## Requirement
Where a line holds the string "subordinates", return that line.

Start

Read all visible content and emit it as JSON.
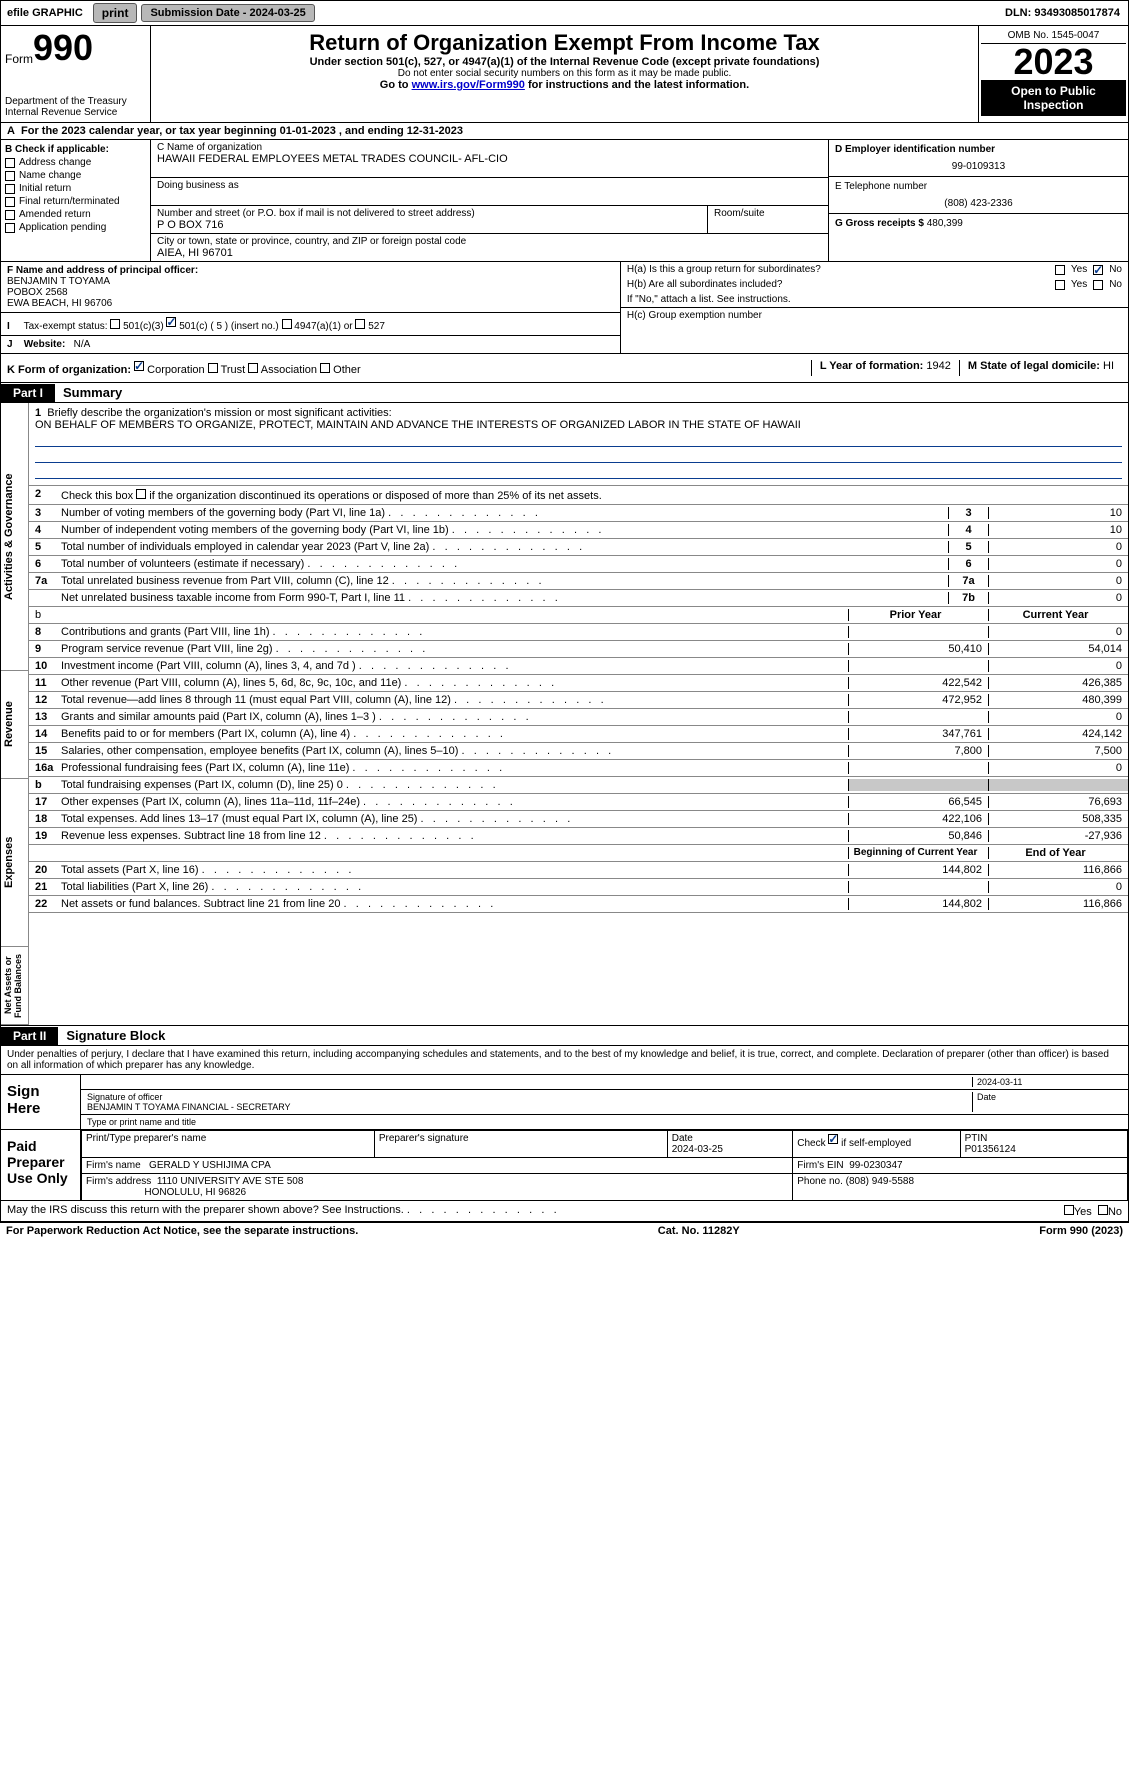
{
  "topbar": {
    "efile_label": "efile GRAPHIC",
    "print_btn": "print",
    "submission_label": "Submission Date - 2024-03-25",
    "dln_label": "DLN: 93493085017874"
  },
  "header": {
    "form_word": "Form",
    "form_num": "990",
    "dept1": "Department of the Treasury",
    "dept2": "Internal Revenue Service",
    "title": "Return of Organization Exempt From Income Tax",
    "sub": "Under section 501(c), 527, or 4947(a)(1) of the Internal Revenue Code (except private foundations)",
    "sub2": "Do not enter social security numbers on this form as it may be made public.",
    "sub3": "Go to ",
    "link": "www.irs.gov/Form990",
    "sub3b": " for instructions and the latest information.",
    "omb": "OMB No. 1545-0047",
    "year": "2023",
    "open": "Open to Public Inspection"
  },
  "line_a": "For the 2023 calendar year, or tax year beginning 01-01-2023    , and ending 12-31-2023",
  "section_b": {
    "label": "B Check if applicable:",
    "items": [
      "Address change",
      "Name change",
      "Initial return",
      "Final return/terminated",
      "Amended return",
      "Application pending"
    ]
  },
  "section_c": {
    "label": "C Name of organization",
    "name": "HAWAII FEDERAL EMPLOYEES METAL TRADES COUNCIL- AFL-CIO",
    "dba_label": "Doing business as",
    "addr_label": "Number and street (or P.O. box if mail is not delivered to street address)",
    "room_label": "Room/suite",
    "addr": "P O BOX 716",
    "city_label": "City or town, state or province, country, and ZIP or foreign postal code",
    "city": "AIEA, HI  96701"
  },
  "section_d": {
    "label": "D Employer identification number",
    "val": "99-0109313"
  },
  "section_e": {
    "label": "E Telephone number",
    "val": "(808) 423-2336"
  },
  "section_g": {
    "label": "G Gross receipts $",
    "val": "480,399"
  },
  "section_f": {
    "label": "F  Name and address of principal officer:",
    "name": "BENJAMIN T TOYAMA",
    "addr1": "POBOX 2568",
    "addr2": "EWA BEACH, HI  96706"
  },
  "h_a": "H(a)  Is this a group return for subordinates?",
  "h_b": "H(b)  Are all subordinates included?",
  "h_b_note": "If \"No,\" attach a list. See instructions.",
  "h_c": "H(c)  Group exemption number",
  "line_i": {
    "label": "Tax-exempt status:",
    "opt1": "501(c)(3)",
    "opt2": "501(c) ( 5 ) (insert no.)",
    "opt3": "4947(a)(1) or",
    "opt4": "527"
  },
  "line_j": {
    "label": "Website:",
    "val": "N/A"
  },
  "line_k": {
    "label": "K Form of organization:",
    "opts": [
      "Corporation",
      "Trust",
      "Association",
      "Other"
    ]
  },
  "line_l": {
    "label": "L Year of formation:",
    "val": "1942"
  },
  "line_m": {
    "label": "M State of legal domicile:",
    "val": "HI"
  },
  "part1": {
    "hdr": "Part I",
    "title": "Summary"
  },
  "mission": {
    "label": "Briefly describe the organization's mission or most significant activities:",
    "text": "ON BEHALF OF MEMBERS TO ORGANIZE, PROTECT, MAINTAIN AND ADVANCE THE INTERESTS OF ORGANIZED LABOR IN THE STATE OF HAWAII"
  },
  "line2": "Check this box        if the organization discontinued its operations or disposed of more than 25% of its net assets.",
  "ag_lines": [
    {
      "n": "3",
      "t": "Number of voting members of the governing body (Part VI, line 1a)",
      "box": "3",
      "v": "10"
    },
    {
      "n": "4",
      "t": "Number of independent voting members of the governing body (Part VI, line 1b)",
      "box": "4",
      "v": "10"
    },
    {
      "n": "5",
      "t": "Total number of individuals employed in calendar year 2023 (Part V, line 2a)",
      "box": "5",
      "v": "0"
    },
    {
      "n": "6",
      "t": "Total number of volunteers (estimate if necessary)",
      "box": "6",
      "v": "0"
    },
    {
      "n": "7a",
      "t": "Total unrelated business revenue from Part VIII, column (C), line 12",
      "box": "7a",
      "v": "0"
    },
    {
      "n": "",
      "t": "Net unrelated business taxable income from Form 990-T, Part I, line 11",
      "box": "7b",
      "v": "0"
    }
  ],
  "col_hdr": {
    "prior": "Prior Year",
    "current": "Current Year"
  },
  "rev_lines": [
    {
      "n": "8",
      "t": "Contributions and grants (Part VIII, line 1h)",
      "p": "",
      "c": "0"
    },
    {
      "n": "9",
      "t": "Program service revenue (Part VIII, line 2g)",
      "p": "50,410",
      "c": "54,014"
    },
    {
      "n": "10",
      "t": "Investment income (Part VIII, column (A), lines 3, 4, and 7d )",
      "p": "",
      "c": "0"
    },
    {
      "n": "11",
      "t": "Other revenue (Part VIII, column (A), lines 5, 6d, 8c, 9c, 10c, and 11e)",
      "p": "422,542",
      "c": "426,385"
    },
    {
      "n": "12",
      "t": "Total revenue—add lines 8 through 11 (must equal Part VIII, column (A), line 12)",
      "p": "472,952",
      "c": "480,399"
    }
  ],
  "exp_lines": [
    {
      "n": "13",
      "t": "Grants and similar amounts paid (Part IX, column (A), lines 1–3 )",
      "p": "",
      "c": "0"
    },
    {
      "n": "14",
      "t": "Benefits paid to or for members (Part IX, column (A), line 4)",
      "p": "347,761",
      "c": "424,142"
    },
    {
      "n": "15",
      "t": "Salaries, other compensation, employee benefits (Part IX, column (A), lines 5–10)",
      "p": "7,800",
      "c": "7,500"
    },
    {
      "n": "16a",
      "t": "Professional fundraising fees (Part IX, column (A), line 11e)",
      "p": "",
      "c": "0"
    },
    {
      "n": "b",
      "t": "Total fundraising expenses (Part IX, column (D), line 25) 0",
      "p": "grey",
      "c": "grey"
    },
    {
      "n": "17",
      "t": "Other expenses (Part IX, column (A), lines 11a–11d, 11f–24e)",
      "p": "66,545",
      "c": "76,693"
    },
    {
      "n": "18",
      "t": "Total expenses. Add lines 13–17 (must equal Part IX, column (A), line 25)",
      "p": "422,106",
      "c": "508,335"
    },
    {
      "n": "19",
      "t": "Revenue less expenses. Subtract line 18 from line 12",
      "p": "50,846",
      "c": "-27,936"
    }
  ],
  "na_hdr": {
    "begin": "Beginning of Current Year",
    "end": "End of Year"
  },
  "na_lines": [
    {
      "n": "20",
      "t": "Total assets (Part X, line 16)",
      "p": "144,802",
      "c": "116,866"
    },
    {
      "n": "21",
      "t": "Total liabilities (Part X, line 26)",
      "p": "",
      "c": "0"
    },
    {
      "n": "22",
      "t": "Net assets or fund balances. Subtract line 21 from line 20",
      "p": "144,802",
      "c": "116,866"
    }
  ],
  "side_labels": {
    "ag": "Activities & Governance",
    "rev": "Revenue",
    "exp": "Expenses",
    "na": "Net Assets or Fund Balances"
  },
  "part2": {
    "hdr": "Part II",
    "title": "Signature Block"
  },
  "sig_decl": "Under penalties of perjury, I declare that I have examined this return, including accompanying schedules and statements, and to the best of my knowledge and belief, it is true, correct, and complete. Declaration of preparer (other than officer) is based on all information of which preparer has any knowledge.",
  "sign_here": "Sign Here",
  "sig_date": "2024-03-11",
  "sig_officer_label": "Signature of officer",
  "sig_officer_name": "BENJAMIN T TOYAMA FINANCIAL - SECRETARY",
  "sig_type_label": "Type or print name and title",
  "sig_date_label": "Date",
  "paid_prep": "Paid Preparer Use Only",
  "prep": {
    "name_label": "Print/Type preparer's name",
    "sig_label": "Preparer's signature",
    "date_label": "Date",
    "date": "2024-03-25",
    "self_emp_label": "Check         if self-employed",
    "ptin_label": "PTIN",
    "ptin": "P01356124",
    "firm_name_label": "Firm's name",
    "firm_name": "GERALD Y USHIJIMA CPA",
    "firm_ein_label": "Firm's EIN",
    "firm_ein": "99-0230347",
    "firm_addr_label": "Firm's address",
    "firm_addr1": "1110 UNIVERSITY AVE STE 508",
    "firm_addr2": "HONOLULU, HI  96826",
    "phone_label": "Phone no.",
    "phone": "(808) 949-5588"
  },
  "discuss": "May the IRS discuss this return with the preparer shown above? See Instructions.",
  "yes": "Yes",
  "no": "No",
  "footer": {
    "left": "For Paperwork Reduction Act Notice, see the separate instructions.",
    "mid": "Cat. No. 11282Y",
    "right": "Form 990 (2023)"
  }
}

End

## Task answer
  "h_a": "H(a)  Is this a group return for subordinates?",
  "h_b": "H(b)  Are all subordinates included?",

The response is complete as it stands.